**Texto fuente**:
Los que nos dan sentido
Existir, a poco
que se piense, es un gran regalo. Pero, en algunos momentos, hay situaciones
que pueden desgastar seriamente nuestro gusto por la vida. Mantener la visión
positiva de los acontecimientos siempre se plantea como una buena táctica digna
de elogio... ¿Pero realmente tiene un fundamento que vaya más allá de una
opción personal? Sin profundizar ahora en la superioridad real del bien sobre
el mal, lo que está claro es que preferimos convivir con gente discretamente
animante y positiva. El cenizo suele tener pocos amigos.
Cuando cunden los inconvenientes y el desánimo podemos mirar a las “vidas
rotas”: enfermos, discapacitados, pobres… Ellos son la medicina que
necesitamos, el esqueleto que nos endereza, los maestros de nuestras vidas, los
principales artífices del sentido logrado de este mundo. Entonces nos percatamos de que el buen vino y las
chuletas de cordero son realidades estimulantes; pero que hace falta algo más
para aspirar a ser feliz. Un compromiso moral personal, que pretenda la mejora
propia y la de los demás, necesita de un esfuerzo por mirar el ángulo positivo
y bueno de las cosas. No quejarse con frecuencia es, al menos, una postura
humanamente elegante. Pero, además, puede revelar una gran dosis de
inteligencia. El filósofo Leonardo Polo dice que el hombre es un ser que
resuelve problemas. Tal resolución requiere de buscar salidas, hilos de luz aún
en medio de una notoria oscuridad.

**Tarea A**:
Reproduzca literalmente el fragmento del texto sobre el sentido de la vida que va desde "Cuando cunden los" hasta "una notoria oscuridad.".
**Tarea B**:
Prosiga el texto sobre el sentido de la vida a partir de su última oración.

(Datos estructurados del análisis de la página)
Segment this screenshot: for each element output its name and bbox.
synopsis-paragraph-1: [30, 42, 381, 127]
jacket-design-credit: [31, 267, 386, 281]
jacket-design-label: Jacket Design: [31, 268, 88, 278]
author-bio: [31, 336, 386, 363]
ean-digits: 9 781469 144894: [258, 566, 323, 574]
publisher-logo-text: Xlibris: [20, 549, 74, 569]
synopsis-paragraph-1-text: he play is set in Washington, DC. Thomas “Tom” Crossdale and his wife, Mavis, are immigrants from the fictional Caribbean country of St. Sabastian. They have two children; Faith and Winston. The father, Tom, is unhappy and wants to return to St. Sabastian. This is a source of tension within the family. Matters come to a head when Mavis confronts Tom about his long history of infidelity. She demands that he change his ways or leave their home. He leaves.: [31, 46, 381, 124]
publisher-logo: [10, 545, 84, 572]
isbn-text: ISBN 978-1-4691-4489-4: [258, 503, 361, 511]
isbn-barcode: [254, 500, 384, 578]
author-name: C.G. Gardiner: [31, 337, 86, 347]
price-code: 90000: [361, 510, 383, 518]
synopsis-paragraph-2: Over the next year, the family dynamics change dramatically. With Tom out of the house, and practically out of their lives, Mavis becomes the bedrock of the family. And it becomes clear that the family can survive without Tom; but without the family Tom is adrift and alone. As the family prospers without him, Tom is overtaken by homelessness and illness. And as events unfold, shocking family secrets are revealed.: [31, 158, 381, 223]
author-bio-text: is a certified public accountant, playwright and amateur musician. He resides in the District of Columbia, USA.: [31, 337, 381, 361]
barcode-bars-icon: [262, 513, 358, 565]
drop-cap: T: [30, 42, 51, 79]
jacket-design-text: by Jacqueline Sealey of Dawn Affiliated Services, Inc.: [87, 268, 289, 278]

**Respuesta final A**:
Cuando cunden los inconvenientes y el desánimo podemos mirar a las “vidas
rotas”: enfermos, discapacitados, pobres… Ellos son la medicina que
necesitamos, el esqueleto que nos endereza, los maestros de nuestras vidas, los
principales artífices del sentido logrado de este mundo. Entonces nos percatamos de que el buen vino y las
chuletas de cordero son realidades estimulantes; pero que hace falta algo más
para aspirar a ser feliz. Un compromiso moral personal, que pretenda la mejora
propia y la de los demás, necesita de un esfuerzo por mirar el ángulo positivo
y bueno de las cosas. No quejarse con frecuencia es, al menos, una postura
humanamente elegante. Pero, además, puede revelar una gran dosis de
inteligencia. El filósofo Leonardo Polo dice que el hombre es un ser que
resuelve problemas. Tal resolución requiere de buscar salidas, hilos de luz aún
en medio de una notoria oscuridad.

**Respuesta final B**:
La victoria personal siempre es una victoria
moral, algo que no depende exclusivamente de las consecuencias prácticas de los
actos, o de las circunstancias pasajeras que los acompañan. Los motivos para
vivir configuran la luz de la vida, y se trata de que esos motivos tengan una
base real y sólida. El progresivo paso de los años lleva a un lógico
desmejoramiento físico. También la experiencia de los años, bien asimilada,
puede llevar a un modo de vivir esperanzado y alegre, lo que es un legado muy
valioso.
Hace falta una fuerza sobrehumana para que
seamos más humanos. Por ejemplo: perdonar de corazón a alguien que nos ha hecho
un gran mal, nos hace un gran bien. Dar liebre por gato, sin que eso suponga
una dejación de derechos, puede traer consigo una inmensa paz. Estos actos
exigentes de generosidad no empobrecen el yo, lo fortalecen al ponerlo en
tensión respecto al tú de los demás. Hay un "mecanismo" de
restitución enriquecedora de la propia persona, que se pone en marcha cuando
ésta muere a sus propios y razonables intereses, por un motivo más noble. Esa
fuerza divina entra como la luz en el modesto edificio interior, clareándolo y
llenándolo de belleza.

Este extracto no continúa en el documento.